— START —

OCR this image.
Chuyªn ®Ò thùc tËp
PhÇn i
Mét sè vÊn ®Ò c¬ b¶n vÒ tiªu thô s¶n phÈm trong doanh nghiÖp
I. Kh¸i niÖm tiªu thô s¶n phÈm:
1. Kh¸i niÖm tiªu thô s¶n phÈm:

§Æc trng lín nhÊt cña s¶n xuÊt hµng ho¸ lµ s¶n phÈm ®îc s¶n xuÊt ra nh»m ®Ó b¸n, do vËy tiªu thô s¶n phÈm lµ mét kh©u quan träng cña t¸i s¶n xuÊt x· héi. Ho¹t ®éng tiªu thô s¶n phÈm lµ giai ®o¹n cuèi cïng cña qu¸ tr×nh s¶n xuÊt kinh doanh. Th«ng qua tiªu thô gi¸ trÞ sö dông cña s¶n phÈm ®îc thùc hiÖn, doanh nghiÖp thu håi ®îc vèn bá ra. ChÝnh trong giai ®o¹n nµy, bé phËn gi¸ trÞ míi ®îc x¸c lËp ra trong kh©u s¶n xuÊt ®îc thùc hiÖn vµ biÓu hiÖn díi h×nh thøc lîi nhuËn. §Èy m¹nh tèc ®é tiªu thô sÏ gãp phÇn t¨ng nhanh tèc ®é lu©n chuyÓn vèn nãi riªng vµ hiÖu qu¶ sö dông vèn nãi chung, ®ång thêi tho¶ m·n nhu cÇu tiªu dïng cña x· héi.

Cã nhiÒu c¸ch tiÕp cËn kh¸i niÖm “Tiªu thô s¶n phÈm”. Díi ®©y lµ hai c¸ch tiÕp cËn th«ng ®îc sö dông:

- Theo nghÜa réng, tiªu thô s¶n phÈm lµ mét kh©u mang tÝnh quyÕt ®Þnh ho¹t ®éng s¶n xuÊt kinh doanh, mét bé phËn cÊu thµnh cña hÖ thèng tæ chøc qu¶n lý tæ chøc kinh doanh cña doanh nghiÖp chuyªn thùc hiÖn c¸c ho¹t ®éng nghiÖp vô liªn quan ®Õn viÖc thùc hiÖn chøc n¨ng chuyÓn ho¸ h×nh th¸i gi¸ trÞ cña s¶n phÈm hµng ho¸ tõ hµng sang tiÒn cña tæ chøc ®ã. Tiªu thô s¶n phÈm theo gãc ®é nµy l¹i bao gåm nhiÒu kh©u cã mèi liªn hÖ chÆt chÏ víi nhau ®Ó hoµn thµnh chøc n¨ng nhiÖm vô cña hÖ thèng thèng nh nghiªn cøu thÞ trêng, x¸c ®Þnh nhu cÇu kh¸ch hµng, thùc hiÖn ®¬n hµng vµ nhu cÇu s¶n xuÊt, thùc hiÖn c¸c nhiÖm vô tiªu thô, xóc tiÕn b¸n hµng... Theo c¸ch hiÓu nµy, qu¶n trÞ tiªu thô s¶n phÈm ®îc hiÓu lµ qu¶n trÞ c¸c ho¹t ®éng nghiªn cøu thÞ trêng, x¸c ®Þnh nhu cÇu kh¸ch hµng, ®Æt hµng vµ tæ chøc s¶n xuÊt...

— END —

**EXERCISE TASK**
Give the entries once more, exactly as they appear.

**ANSWER IN FULL**
OCR this image.
Chuyªn ®Ò thùc tËp
PhÇn i
Mét sè vÊn ®Ò c¬ b¶n vÒ tiªu thô s¶n phÈm trong doanh nghiÖp
I. Kh¸i niÖm tiªu thô s¶n phÈm:
1. Kh¸i niÖm tiªu thô s¶n phÈm:

§Æc trng lín nhÊt cña s¶n xuÊt hµng ho¸ lµ s¶n phÈm ®îc s¶n xuÊt ra nh»m ®Ó b¸n, do vËy tiªu thô s¶n phÈm lµ mét kh©u quan träng cña t¸i s¶n xuÊt x· héi. Ho¹t ®éng tiªu thô s¶n phÈm lµ giai ®o¹n cuèi cïng cña qu¸ tr×nh s¶n xuÊt kinh doanh. Th«ng qua tiªu thô gi¸ trÞ sö dông cña s¶n phÈm ®îc thùc hiÖn, doanh nghiÖp thu håi ®îc vèn bá ra. ChÝnh trong giai ®o¹n nµy, bé phËn gi¸ trÞ míi ®îc x¸c lËp ra trong kh©u s¶n xuÊt ®îc thùc hiÖn vµ biÓu hiÖn díi h×nh thøc lîi nhuËn. §Èy m¹nh tèc ®é tiªu thô sÏ gãp phÇn t¨ng nhanh tèc ®é lu©n chuyÓn vèn nãi riªng vµ hiÖu qu¶ sö dông vèn nãi chung, ®ång thêi tho¶ m·n nhu cÇu tiªu dïng cña x· héi.

Cã nhiÒu c¸ch tiÕp cËn kh¸i niÖm “Tiªu thô s¶n phÈm”. Díi ®©y lµ hai c¸ch tiÕp cËn th«ng ®îc sö dông:

- Theo nghÜa réng, tiªu thô s¶n phÈm lµ mét kh©u mang tÝnh quyÕt ®Þnh ho¹t ®éng s¶n xuÊt kinh doanh, mét bé phËn cÊu thµnh cña hÖ thèng tæ chøc qu¶n lý tæ chøc kinh doanh cña doanh nghiÖp chuyªn thùc hiÖn c¸c ho¹t ®éng nghiÖp vô liªn quan ®Õn viÖc thùc hiÖn chøc n¨ng chuyÓn ho¸ h×nh th¸i gi¸ trÞ cña s¶n phÈm hµng ho¸ tõ hµng sang tiÒn cña tæ chøc ®ã. Tiªu thô s¶n phÈm theo gãc ®é nµy l¹i bao gåm nhiÒu kh©u cã mèi liªn hÖ chÆt chÏ víi nhau ®Ó hoµn thµnh chøc n¨ng nhiÖm vô cña hÖ thèng thèng nh nghiªn cøu thÞ trêng, x¸c ®Þnh nhu cÇu kh¸ch hµng, thùc hiÖn ®¬n hµng vµ nhu cÇu s¶n xuÊt, thùc hiÖn c¸c nhiÖm vô tiªu thô, xóc tiÕn b¸n hµng... Theo c¸ch hiÓu nµy, qu¶n trÞ tiªu thô s¶n phÈm ®îc hiÓu lµ qu¶n trÞ c¸c ho¹t ®éng nghiªn cøu thÞ trêng, x¸c ®Þnh nhu cÇu kh¸ch hµng, ®Æt hµng vµ tæ chøc s¶n xuÊt...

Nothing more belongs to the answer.